### Input material ###
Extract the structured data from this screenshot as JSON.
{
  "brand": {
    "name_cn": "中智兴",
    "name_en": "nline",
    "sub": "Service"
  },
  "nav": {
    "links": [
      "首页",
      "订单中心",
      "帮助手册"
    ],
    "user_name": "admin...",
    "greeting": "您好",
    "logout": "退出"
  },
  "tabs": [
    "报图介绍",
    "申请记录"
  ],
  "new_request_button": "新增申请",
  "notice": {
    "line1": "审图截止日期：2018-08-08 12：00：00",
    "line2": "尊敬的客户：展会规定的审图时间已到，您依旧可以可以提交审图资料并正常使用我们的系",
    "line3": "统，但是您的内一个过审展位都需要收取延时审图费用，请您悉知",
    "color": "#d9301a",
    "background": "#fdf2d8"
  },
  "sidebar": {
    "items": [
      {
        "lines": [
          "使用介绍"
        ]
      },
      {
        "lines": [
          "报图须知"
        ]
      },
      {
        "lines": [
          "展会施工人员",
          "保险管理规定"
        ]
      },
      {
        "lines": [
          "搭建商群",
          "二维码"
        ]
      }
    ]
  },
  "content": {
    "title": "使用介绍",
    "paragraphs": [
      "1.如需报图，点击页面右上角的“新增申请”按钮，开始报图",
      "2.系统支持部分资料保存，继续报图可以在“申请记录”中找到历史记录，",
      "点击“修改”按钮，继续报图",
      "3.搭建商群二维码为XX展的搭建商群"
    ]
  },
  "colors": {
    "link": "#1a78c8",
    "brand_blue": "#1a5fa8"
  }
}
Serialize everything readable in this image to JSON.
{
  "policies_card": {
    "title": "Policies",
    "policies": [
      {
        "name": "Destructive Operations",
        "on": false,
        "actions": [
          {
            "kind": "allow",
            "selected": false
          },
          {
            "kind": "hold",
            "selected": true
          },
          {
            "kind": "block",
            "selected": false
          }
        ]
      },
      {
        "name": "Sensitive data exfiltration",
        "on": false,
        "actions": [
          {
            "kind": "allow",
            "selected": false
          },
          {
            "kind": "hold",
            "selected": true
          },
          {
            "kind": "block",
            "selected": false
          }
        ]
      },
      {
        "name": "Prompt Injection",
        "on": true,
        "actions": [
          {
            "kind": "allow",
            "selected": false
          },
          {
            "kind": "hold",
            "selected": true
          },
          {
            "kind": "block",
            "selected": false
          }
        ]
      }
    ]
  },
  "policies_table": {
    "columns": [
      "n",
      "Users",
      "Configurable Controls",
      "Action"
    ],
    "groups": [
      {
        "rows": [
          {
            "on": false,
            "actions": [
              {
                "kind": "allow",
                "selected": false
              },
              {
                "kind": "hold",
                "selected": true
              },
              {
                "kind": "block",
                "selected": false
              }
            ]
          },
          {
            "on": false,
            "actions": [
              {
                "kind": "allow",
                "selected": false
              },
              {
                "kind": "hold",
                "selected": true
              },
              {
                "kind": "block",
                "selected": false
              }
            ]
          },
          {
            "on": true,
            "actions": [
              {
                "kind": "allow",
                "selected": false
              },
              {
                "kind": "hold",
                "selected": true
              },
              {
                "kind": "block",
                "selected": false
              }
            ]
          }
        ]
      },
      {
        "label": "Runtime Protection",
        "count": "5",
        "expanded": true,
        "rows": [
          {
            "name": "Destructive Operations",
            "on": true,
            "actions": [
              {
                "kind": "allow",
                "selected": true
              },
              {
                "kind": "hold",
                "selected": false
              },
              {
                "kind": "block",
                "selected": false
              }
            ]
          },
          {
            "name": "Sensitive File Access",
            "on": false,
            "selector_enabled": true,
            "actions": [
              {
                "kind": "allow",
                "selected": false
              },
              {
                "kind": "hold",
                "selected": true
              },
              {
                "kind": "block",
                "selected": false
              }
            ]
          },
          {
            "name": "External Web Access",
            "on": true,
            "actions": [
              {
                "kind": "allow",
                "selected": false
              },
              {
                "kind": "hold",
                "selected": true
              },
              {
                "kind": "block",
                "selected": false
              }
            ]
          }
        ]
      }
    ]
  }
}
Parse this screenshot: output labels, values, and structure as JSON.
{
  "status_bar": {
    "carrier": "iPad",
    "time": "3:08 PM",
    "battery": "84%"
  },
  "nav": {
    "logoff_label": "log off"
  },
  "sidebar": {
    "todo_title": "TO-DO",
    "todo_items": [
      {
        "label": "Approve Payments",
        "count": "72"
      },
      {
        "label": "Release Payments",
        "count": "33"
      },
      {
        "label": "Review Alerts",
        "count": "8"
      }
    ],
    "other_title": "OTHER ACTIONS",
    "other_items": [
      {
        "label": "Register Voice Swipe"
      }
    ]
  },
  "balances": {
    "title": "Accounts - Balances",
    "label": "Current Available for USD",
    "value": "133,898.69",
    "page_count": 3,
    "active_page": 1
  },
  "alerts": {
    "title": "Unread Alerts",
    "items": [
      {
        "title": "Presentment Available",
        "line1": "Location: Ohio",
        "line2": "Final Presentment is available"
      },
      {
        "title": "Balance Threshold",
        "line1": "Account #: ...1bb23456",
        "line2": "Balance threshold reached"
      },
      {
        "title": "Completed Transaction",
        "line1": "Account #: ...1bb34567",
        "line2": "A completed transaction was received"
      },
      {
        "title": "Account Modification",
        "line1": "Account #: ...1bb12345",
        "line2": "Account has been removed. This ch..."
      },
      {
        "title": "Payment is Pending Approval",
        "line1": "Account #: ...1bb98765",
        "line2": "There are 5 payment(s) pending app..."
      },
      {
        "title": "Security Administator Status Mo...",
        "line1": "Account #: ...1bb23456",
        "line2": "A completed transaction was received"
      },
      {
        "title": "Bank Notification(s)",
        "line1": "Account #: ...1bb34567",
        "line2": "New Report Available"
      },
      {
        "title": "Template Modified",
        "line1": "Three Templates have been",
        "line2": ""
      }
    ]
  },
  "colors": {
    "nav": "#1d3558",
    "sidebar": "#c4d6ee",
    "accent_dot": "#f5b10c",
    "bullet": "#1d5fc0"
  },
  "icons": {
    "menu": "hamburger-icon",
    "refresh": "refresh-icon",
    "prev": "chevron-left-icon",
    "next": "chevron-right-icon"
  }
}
###
_Task prompt_
Repeat the entries exactly, all of them.

_Task result_
Extract the structured data from this screenshot as JSON.
{
  "brand": {
    "name_cn": "中智兴",
    "name_en": "nline",
    "sub": "Service"
  },
  "nav": {
    "links": [
      "首页",
      "订单中心",
      "帮助手册"
    ],
    "user_name": "admin...",
    "greeting": "您好",
    "logout": "退出"
  },
  "tabs": [
    "报图介绍",
    "申请记录"
  ],
  "new_request_button": "新增申请",
  "notice": {
    "line1": "审图截止日期：2018-08-08 12：00：00",
    "line2": "尊敬的客户：展会规定的审图时间已到，您依旧可以可以提交审图资料并正常使用我们的系",
    "line3": "统，但是您的内一个过审展位都需要收取延时审图费用，请您悉知",
    "color": "#d9301a",
    "background": "#fdf2d8"
  },
  "sidebar": {
    "items": [
      {
        "lines": [
          "使用介绍"
        ]
      },
      {
        "lines": [
          "报图须知"
        ]
      },
      {
        "lines": [
          "展会施工人员",
          "保险管理规定"
        ]
      },
      {
        "lines": [
          "搭建商群",
          "二维码"
        ]
      }
    ]
  },
  "content": {
    "title": "使用介绍",
    "paragraphs": [
      "1.如需报图，点击页面右上角的“新增申请”按钮，开始报图",
      "2.系统支持部分资料保存，继续报图可以在“申请记录”中找到历史记录，",
      "点击“修改”按钮，继续报图",
      "3.搭建商群二维码为XX展的搭建商群"
    ]
  },
  "colors": {
    "link": "#1a78c8",
    "brand_blue": "#1a5fa8"
  }
}
Serialize everything readable in this image to JSON.
{
  "policies_card": {
    "title": "Policies",
    "policies": [
      {
        "name": "Destructive Operations",
        "on": false,
        "actions": [
          {
            "kind": "allow",
            "selected": false
          },
          {
            "kind": "hold",
            "selected": true
          },
          {
            "kind": "block",
            "selected": false
          }
        ]
      },
      {
        "name": "Sensitive data exfiltration",
        "on": false,
        "actions": [
          {
            "kind": "allow",
            "selected": false
          },
          {
            "kind": "hold",
            "selected": true
          },
          {
            "kind": "block",
            "selected": false
          }
        ]
      },
      {
        "name": "Prompt Injection",
        "on": true,
        "actions": [
          {
            "kind": "allow",
            "selected": false
          },
          {
            "kind": "hold",
            "selected": true
          },
          {
            "kind": "block",
            "selected": false
          }
        ]
      }
    ]
  },
  "policies_table": {
    "columns": [
      "n",
      "Users",
      "Configurable Controls",
      "Action"
    ],
    "groups": [
      {
        "rows": [
          {
            "on": false,
            "actions": [
              {
                "kind": "allow",
                "selected": false
              },
              {
                "kind": "hold",
                "selected": true
              },
              {
                "kind": "block",
                "selected": false
              }
            ]
          },
          {
            "on": false,
            "actions": [
              {
                "kind": "allow",
                "selected": false
              },
              {
                "kind": "hold",
                "selected": true
              },
              {
                "kind": "block",
                "selected": false
              }
            ]
          },
          {
            "on": true,
            "actions": [
              {
                "kind": "allow",
                "selected": false
              },
              {
                "kind": "hold",
                "selected": true
              },
              {
                "kind": "block",
                "selected": false
              }
            ]
          }
        ]
      },
      {
        "label": "Runtime Protection",
        "count": "5",
        "expanded": true,
        "rows": [
          {
            "name": "Destructive Operations",
            "on": true,
            "actions": [
              {
                "kind": "allow",
                "selected": true
              },
              {
                "kind": "hold",
                "selected": false
              },
              {
                "kind": "block",
                "selected": false
              }
            ]
          },
          {
            "name": "Sensitive File Access",
            "on": false,
            "selector_enabled": true,
            "actions": [
              {
                "kind": "allow",
                "selected": false
              },
              {
                "kind": "hold",
                "selected": true
              },
              {
                "kind": "block",
                "selected": false
              }
            ]
          },
          {
            "name": "External Web Access",
            "on": true,
            "actions": [
              {
                "kind": "allow",
                "selected": false
              },
              {
                "kind": "hold",
                "selected": true
              },
              {
                "kind": "block",
                "selected": false
              }
            ]
          }
        ]
      }
    ]
  }
}
Parse this screenshot: output labels, values, and structure as JSON.
{
  "status_bar": {
    "carrier": "iPad",
    "time": "3:08 PM",
    "battery": "84%"
  },
  "nav": {
    "logoff_label": "log off"
  },
  "sidebar": {
    "todo_title": "TO-DO",
    "todo_items": [
      {
        "label": "Approve Payments",
        "count": "72"
      },
      {
        "label": "Release Payments",
        "count": "33"
      },
      {
        "label": "Review Alerts",
        "count": "8"
      }
    ],
    "other_title": "OTHER ACTIONS",
    "other_items": [
      {
        "label": "Register Voice Swipe"
      }
    ]
  },
  "balances": {
    "title": "Accounts - Balances",
    "label": "Current Available for USD",
    "value": "133,898.69",
    "page_count": 3,
    "active_page": 1
  },
  "alerts": {
    "title": "Unread Alerts",
    "items": [
      {
        "title": "Presentment Available",
        "line1": "Location: Ohio",
        "line2": "Final Presentment is available"
      },
      {
        "title": "Balance Threshold",
        "line1": "Account #: ...1bb23456",
        "line2": "Balance threshold reached"
      },
      {
        "title": "Completed Transaction",
        "line1": "Account #: ...1bb34567",
        "line2": "A completed transaction was received"
      },
      {
        "title": "Account Modification",
        "line1": "Account #: ...1bb12345",
        "line2": "Account has been removed. This ch..."
      },
      {
        "title": "Payment is Pending Approval",
        "line1": "Account #: ...1bb98765",
        "line2": "There are 5 payment(s) pending app..."
      },
      {
        "title": "Security Administator Status Mo...",
        "line1": "Account #: ...1bb23456",
        "line2": "A completed transaction was received"
      },
      {
        "title": "Bank Notification(s)",
        "line1": "Account #: ...1bb34567",
        "line2": "New Report Available"
      },
      {
        "title": "Template Modified",
        "line1": "Three Templates have been",
        "line2": ""
      }
    ]
  },
  "colors": {
    "nav": "#1d3558",
    "sidebar": "#c4d6ee",
    "accent_dot": "#f5b10c",
    "bullet": "#1d5fc0"
  },
  "icons": {
    "menu": "hamburger-icon",
    "refresh": "refresh-icon",
    "prev": "chevron-left-icon",
    "next": "chevron-right-icon"
  }
}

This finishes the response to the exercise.